## Aim of the task:
Without the pictures, can you quote each line below exactly?

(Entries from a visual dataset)

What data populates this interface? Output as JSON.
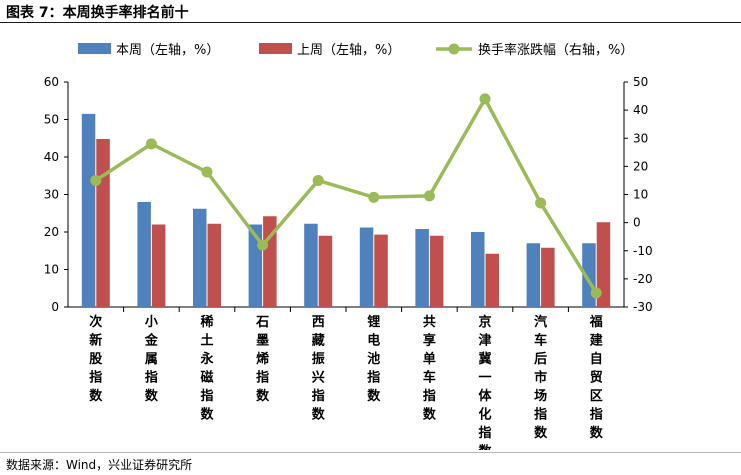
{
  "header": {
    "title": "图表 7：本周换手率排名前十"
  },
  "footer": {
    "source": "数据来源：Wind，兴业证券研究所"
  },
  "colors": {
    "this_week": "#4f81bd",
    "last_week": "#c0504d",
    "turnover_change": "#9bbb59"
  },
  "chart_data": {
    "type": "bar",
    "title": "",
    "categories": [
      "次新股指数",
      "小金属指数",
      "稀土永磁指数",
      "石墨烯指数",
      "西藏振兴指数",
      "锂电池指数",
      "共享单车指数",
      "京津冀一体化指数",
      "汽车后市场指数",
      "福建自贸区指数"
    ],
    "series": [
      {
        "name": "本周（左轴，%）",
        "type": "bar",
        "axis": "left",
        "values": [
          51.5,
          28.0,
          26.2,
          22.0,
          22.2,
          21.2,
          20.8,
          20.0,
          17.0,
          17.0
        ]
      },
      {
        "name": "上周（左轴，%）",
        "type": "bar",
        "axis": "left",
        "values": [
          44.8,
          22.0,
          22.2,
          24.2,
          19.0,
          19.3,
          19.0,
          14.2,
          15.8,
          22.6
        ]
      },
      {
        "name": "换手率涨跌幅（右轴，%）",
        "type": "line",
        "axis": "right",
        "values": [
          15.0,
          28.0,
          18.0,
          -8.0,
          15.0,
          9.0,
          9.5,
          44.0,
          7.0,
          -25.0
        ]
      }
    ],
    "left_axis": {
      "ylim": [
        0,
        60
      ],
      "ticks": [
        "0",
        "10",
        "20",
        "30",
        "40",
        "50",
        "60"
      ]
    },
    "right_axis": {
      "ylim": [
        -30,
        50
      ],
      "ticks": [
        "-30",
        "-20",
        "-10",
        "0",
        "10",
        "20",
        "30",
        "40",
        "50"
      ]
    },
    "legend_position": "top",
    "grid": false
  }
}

## Written response:
What data populates this interface? Output as JSON.
{
  "header": {
    "title": "图表 7：本周换手率排名前十"
  },
  "footer": {
    "source": "数据来源：Wind，兴业证券研究所"
  },
  "colors": {
    "this_week": "#4f81bd",
    "last_week": "#c0504d",
    "turnover_change": "#9bbb59"
  },
  "chart_data": {
    "type": "bar",
    "title": "",
    "categories": [
      "次新股指数",
      "小金属指数",
      "稀土永磁指数",
      "石墨烯指数",
      "西藏振兴指数",
      "锂电池指数",
      "共享单车指数",
      "京津冀一体化指数",
      "汽车后市场指数",
      "福建自贸区指数"
    ],
    "series": [
      {
        "name": "本周（左轴，%）",
        "type": "bar",
        "axis": "left",
        "values": [
          51.5,
          28.0,
          26.2,
          22.0,
          22.2,
          21.2,
          20.8,
          20.0,
          17.0,
          17.0
        ]
      },
      {
        "name": "上周（左轴，%）",
        "type": "bar",
        "axis": "left",
        "values": [
          44.8,
          22.0,
          22.2,
          24.2,
          19.0,
          19.3,
          19.0,
          14.2,
          15.8,
          22.6
        ]
      },
      {
        "name": "换手率涨跌幅（右轴，%）",
        "type": "line",
        "axis": "right",
        "values": [
          15.0,
          28.0,
          18.0,
          -8.0,
          15.0,
          9.0,
          9.5,
          44.0,
          7.0,
          -25.0
        ]
      }
    ],
    "left_axis": {
      "ylim": [
        0,
        60
      ],
      "ticks": [
        "0",
        "10",
        "20",
        "30",
        "40",
        "50",
        "60"
      ]
    },
    "right_axis": {
      "ylim": [
        -30,
        50
      ],
      "ticks": [
        "-30",
        "-20",
        "-10",
        "0",
        "10",
        "20",
        "30",
        "40",
        "50"
      ]
    },
    "legend_position": "top",
    "grid": false
  }
}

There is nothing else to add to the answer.